“Yok”, “var”, “yok” derken, hafta sonuna yasaksız girildi.

Dahası kapsamına 65 yaş üstü de eklendi.

Oluşan tablo ortada…

Bir yıl önce, salgın diye bir şey söz konusu değilken bile benzeri çok görülmüş değil…

Görüldüyse bile ancak festivallerde falan ancak görülmüştür.

Çoğu yerde de “festival havası” vardı zaten…

Bunun adı da “korona ile dalga geçme festivali” olsa gerek…

İşin şakası bir yana, oluşan tablo gerçekten şaşırtıcı ve ürkütücü…

Televizyon ekranlarına yansıdı…

Sahiller “iğne atsan yere düşmez” tanımlamasına uyan bir halde…

“Sosyal mesafe” mi?

O da ne oluyormuş?

1-1,5 metre şöyle dursun 5 cm bile yok.

İnsanlar sırt sırta, omuz omuza…

“Bu ne samimiyet” dememek elde değil…

Eskişehir’de deniz sahili yok ama Porsuk sahili var.
──────────
Yönerge a: Kayıtlarda "Localize all elements." içeren satırla başlayıp "scaled-radio[interactable] xyxy=(383,166,401,184)" içeren satırla biten bölümü, iki uç satır da dahil ve boş satırlar hariç, "Sıra" ve "Satır" sütunlarından oluşan bir Markdown tablosuna aktarın. Tabloya yalnızca bu satırları koyun.

Mevcut veriler:
──────────
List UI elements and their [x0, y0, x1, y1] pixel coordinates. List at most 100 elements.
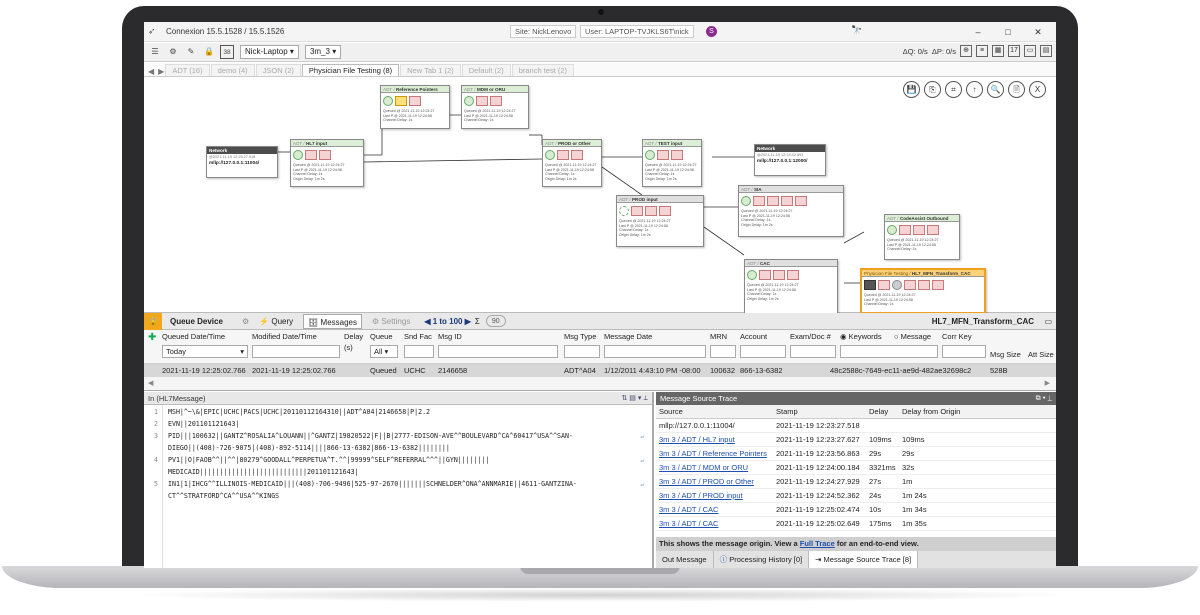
──────────
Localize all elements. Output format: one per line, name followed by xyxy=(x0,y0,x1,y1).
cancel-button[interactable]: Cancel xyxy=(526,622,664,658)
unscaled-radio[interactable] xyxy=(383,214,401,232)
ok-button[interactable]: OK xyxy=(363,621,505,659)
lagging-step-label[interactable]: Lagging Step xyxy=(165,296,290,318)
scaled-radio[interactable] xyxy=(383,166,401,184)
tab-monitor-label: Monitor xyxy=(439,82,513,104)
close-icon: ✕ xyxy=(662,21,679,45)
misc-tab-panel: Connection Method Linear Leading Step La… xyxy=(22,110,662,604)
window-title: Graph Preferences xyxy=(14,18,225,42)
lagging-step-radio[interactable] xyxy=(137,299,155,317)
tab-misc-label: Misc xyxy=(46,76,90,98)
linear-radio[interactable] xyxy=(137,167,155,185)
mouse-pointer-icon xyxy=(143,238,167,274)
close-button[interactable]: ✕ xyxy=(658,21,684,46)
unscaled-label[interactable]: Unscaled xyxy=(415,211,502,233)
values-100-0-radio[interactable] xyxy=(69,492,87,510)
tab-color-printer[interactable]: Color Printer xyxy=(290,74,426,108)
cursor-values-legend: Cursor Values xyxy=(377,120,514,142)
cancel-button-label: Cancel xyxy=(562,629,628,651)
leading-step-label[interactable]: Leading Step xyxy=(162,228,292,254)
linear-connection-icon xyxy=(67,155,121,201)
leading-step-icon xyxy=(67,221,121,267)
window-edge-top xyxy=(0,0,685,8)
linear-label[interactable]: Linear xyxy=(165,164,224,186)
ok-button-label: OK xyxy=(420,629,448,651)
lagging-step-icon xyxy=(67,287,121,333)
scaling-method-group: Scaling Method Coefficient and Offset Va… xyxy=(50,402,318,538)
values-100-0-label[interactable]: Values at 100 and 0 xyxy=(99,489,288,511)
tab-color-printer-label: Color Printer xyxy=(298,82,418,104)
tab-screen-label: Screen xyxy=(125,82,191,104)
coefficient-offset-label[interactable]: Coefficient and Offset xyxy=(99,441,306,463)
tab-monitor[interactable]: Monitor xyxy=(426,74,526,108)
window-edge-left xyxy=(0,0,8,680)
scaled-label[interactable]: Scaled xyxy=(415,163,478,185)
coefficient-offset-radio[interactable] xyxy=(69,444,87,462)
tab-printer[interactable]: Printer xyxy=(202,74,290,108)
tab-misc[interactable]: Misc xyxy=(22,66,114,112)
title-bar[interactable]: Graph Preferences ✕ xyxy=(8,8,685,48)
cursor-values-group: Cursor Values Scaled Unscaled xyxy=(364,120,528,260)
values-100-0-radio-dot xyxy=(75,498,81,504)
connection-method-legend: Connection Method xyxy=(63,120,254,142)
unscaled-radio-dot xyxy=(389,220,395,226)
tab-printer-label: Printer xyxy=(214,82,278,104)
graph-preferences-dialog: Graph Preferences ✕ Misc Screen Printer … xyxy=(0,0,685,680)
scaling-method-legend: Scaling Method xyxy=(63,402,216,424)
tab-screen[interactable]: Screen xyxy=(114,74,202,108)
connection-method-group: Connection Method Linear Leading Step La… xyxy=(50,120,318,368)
──────────
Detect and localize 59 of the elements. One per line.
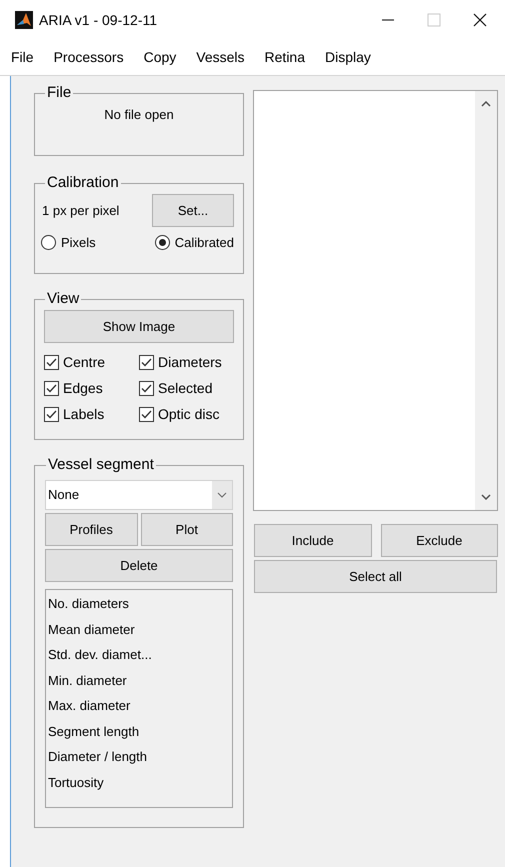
──────────
Yönerge b:
Metne göre aşağıdaki soruları cevaplayın.
(i) Sahillerin hali hangi deyime uyan bir görünümde anlatılıyor?
(ii) Metinde insanlar arasında kaç santimetre bile mesafe olmadığı söyleniyor?
(iii) Metne göre Eskişehir'de deniz sahili yerine hangi sahil var?

Çözümlü cevap a:
| Sıra | Satır |
|---|---|
| 1 | Localize all elements. Output format: one per line, name followed by xyxy=(x0,y0,x1,y1). |
| 2 | cancel-button[interactable]: Cancel xyxy=(526,622,664,658) |
| 3 | unscaled-radio[interactable] xyxy=(383,214,401,232) |
| 4 | ok-button[interactable]: OK xyxy=(363,621,505,659) |
| 5 | lagging-step-label[interactable]: Lagging Step xyxy=(165,296,290,318) |
| 6 | scaled-radio[interactable] xyxy=(383,166,401,184) |

Çözümlü cevap b:
(i) Sahiller "iğne atsan yere düşmez" tanımlamasına uyan bir halde.
(ii) İnsanlar arasında 5 cm bile mesafe yok.
(iii) Eskişehir'de Porsuk sahili var.